[START]
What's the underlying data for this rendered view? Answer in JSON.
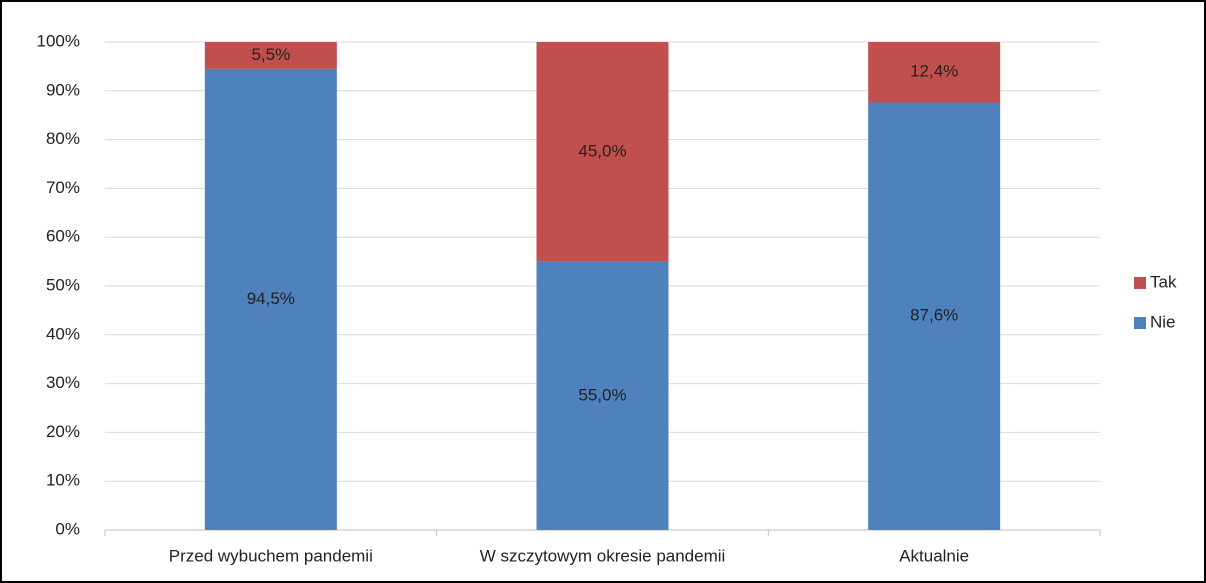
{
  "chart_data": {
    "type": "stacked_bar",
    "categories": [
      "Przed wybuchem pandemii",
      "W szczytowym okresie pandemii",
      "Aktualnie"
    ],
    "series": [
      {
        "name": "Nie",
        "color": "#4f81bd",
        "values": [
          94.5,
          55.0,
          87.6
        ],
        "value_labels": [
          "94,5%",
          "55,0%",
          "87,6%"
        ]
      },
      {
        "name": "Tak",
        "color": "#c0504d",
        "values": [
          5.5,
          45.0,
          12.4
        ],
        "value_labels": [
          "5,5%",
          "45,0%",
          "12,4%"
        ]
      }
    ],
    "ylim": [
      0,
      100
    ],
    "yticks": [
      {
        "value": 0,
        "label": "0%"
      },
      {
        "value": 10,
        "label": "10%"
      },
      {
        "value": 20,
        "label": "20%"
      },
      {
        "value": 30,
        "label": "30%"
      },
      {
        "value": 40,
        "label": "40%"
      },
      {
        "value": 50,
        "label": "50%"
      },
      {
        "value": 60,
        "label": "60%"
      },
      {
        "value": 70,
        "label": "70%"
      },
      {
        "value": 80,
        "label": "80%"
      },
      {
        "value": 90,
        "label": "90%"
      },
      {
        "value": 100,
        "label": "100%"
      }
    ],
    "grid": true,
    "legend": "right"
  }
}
[END]
[START]
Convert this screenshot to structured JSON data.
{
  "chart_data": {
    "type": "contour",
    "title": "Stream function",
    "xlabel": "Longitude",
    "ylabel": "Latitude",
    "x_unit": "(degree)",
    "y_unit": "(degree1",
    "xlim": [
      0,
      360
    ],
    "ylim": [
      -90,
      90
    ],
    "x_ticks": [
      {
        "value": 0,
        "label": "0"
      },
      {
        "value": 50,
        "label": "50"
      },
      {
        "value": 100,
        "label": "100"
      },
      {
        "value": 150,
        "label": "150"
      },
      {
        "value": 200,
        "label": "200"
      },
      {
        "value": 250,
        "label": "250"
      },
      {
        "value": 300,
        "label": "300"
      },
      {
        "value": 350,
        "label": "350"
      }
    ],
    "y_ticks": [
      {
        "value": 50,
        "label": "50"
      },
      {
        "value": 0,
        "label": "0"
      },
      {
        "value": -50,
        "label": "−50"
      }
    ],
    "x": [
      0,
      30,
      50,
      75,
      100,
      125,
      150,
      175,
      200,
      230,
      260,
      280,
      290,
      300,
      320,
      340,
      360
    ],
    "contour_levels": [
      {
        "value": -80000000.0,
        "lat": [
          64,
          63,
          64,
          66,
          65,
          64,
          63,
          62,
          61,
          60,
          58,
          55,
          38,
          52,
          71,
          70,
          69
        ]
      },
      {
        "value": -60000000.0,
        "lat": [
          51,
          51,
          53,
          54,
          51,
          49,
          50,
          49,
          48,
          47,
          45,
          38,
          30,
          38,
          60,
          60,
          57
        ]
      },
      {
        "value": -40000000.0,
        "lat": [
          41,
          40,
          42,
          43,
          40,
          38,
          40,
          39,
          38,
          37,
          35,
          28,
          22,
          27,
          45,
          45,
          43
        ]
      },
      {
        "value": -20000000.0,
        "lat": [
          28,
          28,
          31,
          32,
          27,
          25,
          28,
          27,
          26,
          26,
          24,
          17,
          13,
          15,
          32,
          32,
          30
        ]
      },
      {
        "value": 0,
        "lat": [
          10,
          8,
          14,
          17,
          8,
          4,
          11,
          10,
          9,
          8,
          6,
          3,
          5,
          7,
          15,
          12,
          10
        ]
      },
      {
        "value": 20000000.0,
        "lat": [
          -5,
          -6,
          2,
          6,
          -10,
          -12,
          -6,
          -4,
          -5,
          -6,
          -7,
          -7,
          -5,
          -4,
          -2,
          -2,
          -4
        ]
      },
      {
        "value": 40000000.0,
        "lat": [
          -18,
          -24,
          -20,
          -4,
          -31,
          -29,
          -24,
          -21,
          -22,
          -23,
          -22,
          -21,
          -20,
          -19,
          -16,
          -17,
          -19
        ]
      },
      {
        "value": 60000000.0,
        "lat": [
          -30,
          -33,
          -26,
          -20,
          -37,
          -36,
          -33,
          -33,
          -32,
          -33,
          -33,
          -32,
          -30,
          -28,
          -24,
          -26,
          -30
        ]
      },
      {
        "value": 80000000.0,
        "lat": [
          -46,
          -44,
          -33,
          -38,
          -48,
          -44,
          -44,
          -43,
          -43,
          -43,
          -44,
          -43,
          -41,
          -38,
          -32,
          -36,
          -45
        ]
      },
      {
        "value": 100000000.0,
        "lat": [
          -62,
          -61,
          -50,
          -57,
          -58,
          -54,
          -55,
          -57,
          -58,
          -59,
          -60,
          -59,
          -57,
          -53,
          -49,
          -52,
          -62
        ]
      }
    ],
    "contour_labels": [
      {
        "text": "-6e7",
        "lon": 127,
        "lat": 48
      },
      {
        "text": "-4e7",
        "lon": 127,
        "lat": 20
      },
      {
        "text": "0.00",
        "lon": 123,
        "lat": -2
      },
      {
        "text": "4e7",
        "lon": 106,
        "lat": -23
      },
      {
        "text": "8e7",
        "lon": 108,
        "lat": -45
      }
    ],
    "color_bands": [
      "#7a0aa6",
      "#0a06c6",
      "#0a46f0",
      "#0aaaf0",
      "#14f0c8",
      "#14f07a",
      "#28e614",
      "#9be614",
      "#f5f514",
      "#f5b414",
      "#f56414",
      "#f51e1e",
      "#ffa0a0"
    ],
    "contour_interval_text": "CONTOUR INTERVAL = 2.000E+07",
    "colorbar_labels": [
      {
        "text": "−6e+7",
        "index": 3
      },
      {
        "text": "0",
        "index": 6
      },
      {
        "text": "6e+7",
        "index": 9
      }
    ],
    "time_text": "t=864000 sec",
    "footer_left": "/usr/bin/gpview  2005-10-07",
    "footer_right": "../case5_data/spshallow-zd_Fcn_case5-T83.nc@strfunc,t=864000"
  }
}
[END]
GIVEN TASK
Using the entries above, return each line in which the word "this" occurs.

ANSWER TO THE PROBLEM
What's the underlying data for this rendered view? Answer in JSON.
Convert this screenshot to structured JSON data.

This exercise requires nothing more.